>>>>
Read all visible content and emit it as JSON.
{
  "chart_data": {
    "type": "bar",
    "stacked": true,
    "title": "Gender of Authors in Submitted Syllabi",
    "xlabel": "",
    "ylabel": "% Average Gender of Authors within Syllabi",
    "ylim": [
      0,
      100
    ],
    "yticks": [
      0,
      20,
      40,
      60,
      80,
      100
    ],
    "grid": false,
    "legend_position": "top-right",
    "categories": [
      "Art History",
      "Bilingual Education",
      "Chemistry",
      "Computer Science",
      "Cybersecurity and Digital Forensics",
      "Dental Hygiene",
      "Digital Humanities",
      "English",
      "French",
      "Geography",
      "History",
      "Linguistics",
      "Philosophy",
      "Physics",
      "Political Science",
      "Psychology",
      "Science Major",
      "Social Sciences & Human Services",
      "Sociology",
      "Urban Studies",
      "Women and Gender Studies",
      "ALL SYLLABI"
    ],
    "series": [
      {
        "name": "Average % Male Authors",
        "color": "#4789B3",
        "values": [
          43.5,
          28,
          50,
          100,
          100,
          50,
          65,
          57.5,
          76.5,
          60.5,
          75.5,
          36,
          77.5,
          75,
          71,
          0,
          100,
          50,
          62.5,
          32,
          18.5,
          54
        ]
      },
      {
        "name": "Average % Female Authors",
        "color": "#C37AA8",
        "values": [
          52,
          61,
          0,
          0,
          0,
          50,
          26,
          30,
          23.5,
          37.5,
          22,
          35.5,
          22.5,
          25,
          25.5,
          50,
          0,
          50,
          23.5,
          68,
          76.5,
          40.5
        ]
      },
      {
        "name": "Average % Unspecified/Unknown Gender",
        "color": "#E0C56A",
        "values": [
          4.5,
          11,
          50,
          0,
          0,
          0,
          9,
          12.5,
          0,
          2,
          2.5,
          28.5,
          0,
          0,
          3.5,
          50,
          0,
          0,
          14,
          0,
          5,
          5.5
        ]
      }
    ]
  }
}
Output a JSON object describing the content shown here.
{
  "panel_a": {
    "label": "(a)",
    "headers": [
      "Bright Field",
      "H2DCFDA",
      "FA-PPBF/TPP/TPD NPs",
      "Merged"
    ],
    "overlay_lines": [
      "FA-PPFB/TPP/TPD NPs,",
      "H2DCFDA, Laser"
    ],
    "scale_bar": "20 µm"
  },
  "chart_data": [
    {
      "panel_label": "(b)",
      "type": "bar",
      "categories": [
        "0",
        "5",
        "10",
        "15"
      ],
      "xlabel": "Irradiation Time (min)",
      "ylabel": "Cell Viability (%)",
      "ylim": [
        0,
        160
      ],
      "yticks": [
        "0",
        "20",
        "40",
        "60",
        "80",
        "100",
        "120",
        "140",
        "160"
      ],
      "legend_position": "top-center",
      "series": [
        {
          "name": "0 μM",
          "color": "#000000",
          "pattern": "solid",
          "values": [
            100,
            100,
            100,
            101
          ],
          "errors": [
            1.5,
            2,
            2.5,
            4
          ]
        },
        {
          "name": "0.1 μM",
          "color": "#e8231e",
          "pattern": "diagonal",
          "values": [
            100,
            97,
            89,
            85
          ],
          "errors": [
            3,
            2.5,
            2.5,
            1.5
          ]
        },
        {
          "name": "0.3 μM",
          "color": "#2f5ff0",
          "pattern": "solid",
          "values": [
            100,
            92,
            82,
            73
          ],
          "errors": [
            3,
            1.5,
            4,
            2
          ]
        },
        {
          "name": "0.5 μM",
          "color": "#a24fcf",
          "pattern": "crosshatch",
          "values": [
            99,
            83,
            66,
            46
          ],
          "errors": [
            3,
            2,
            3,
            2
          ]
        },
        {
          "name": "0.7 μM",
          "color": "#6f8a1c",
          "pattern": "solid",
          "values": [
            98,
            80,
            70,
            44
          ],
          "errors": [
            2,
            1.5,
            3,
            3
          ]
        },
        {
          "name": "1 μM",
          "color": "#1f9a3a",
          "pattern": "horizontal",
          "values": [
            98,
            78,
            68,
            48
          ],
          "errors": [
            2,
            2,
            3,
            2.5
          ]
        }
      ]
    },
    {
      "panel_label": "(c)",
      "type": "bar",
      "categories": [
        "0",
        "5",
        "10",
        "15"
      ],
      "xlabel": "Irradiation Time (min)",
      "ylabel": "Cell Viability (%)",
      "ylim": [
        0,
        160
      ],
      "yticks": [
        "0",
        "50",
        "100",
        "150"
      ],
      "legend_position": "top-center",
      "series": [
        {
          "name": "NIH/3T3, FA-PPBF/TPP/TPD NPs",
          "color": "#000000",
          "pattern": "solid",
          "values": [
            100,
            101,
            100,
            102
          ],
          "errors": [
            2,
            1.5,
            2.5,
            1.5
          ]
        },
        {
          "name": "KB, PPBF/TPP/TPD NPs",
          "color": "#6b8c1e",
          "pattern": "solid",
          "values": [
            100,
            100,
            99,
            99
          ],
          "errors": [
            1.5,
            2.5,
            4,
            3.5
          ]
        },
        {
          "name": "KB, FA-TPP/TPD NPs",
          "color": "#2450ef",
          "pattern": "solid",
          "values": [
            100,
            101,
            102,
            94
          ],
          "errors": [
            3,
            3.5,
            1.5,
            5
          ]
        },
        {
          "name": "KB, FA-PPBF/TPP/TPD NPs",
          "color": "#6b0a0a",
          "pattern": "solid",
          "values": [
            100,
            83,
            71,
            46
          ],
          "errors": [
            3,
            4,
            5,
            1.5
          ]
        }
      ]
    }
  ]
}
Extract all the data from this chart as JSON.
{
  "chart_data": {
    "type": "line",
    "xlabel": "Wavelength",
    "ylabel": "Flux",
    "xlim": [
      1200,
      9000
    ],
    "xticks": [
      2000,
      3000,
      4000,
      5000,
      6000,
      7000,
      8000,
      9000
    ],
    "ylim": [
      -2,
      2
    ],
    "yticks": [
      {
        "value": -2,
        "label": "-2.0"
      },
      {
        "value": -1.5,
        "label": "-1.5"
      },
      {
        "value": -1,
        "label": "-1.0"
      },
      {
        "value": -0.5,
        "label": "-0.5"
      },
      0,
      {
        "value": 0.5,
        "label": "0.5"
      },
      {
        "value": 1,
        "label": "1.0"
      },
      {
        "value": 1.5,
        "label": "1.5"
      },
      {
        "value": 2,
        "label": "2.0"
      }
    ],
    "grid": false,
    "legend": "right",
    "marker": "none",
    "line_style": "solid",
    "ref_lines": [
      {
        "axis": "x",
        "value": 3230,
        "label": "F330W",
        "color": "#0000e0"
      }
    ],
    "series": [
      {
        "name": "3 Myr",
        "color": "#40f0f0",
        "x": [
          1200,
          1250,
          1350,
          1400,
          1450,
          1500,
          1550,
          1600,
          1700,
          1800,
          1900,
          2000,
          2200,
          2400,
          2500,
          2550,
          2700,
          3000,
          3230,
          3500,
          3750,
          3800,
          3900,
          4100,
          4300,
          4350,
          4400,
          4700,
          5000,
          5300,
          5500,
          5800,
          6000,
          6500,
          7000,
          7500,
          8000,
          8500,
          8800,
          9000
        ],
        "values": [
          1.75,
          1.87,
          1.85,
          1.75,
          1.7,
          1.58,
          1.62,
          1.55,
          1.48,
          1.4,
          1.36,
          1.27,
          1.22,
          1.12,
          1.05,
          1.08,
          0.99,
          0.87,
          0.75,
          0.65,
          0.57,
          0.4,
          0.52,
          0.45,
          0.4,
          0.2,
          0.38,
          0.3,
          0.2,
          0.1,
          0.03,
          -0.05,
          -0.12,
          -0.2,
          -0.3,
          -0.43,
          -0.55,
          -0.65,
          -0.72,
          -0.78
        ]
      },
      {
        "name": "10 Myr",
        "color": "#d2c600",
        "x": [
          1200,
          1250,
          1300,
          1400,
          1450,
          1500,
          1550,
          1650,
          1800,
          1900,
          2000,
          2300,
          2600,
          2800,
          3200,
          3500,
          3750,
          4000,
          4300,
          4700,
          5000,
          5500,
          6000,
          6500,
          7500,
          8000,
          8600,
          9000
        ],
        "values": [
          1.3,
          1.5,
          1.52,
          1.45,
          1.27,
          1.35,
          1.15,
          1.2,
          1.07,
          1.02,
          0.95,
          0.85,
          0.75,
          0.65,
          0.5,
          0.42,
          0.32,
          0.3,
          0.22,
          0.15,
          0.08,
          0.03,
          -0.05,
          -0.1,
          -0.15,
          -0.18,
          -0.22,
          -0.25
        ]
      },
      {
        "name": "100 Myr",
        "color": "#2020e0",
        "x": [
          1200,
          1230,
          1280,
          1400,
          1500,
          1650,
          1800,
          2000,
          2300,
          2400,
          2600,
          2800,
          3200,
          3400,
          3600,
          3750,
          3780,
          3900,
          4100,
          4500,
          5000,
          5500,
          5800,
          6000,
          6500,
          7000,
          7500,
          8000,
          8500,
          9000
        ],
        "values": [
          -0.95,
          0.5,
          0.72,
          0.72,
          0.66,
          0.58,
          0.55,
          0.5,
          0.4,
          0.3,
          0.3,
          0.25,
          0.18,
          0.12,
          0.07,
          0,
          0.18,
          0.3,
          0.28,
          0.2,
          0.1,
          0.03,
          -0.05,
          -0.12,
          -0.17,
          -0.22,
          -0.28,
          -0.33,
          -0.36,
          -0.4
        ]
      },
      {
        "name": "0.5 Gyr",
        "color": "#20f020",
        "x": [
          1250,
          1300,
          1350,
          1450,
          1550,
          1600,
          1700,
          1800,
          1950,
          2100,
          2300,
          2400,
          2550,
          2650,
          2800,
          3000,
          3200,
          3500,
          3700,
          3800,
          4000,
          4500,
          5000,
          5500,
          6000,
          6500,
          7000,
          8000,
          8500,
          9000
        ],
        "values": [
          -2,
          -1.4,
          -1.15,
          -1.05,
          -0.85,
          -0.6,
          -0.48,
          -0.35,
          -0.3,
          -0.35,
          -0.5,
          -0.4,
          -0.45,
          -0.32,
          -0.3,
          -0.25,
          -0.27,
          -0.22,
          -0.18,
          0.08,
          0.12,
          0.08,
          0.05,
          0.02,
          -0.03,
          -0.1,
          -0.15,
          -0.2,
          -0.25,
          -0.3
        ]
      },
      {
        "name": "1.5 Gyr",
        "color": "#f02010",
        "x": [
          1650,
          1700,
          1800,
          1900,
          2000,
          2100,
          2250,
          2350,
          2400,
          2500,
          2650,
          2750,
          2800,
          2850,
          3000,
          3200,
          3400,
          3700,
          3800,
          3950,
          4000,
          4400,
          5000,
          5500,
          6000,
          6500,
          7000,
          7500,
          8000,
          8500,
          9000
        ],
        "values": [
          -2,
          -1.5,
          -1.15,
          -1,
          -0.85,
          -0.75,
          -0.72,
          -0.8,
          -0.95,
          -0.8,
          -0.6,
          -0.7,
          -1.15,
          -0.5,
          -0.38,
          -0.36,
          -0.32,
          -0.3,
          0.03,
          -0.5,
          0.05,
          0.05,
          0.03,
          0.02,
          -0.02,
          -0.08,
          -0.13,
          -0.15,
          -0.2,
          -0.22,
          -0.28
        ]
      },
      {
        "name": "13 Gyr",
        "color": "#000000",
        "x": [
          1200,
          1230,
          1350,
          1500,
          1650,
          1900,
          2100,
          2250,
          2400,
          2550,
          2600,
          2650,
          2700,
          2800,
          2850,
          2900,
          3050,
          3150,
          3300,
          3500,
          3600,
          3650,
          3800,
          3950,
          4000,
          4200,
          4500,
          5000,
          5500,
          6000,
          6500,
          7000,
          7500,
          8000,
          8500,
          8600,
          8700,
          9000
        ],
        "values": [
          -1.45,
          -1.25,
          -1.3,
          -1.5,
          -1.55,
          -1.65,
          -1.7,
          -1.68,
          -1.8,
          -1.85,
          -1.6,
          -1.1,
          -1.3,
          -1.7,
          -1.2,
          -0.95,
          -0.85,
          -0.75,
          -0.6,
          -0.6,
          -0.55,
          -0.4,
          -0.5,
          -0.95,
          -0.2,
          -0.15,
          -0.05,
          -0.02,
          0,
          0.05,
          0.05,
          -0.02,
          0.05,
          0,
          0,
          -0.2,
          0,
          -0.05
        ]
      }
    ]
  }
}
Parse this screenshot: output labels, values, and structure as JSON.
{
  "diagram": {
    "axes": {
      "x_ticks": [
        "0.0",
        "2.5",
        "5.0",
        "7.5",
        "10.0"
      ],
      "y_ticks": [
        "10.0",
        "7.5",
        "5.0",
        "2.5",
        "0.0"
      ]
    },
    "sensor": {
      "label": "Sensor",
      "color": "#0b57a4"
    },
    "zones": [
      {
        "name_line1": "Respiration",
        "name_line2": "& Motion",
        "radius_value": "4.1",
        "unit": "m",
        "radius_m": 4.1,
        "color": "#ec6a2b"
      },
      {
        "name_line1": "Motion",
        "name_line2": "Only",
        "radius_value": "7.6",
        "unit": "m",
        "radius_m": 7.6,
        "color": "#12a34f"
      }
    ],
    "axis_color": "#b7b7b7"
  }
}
<<<<
Given request. Of the lines in the listing above, how many hold the string "Average"? Reply with the number only.

Correct answer. 4